··· DATA FOR THIS EXERCISE

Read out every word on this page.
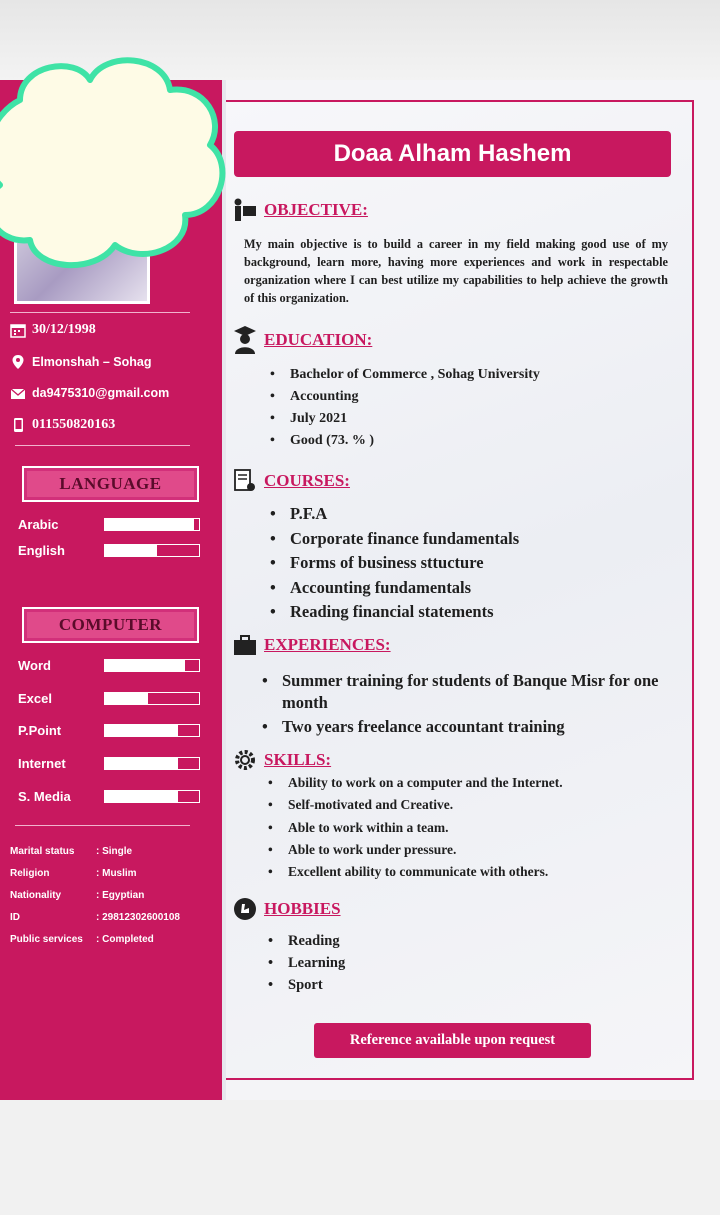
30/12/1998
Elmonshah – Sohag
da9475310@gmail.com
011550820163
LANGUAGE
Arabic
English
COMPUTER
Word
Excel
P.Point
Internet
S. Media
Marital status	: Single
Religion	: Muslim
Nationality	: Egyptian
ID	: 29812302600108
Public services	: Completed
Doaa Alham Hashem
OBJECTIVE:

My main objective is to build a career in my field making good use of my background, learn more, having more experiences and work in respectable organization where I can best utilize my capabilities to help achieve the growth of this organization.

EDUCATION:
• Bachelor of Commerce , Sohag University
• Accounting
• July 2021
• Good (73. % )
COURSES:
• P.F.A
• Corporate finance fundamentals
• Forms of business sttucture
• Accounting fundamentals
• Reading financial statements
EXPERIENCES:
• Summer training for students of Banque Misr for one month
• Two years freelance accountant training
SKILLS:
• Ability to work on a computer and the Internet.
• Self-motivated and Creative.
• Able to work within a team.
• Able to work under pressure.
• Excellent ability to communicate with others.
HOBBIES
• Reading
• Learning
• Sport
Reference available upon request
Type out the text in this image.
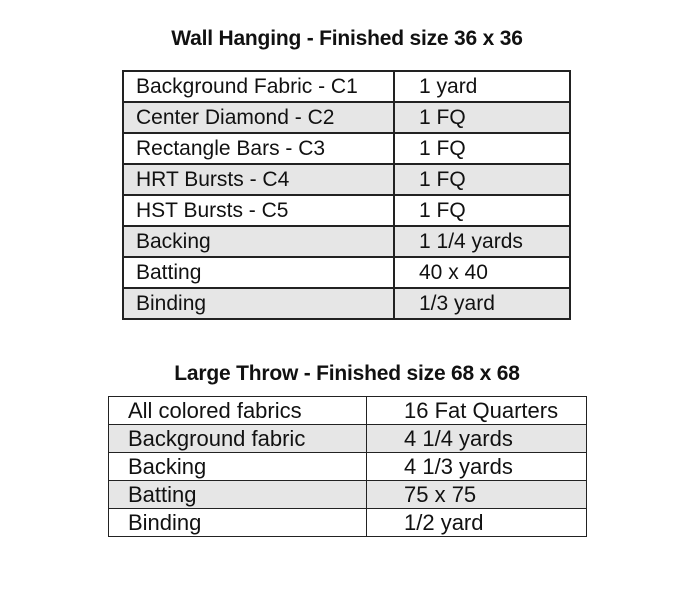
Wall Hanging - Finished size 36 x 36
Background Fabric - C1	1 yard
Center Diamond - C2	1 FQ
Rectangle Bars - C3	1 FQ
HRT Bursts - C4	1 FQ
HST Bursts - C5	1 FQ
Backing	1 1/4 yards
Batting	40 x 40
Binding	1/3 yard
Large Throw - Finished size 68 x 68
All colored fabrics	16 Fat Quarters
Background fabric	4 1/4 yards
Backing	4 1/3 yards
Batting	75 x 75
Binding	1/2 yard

······

| DO THIS |
Please copy exactly the lines from the one containing "Type out the text in this image." through the last line of the records above, both included, and leave out any pictures.

| RESULT |
Type out the text in this image.
Wall Hanging - Finished size 36 x 36
Background Fabric - C1	1 yard
Center Diamond - C2	1 FQ
Rectangle Bars - C3	1 FQ
HRT Bursts - C4	1 FQ
HST Bursts - C5	1 FQ
Backing	1 1/4 yards
Batting	40 x 40
Binding	1/3 yard
Large Throw - Finished size 68 x 68
All colored fabrics	16 Fat Quarters
Background fabric	4 1/4 yards
Backing	4 1/3 yards
Batting	75 x 75
Binding	1/2 yard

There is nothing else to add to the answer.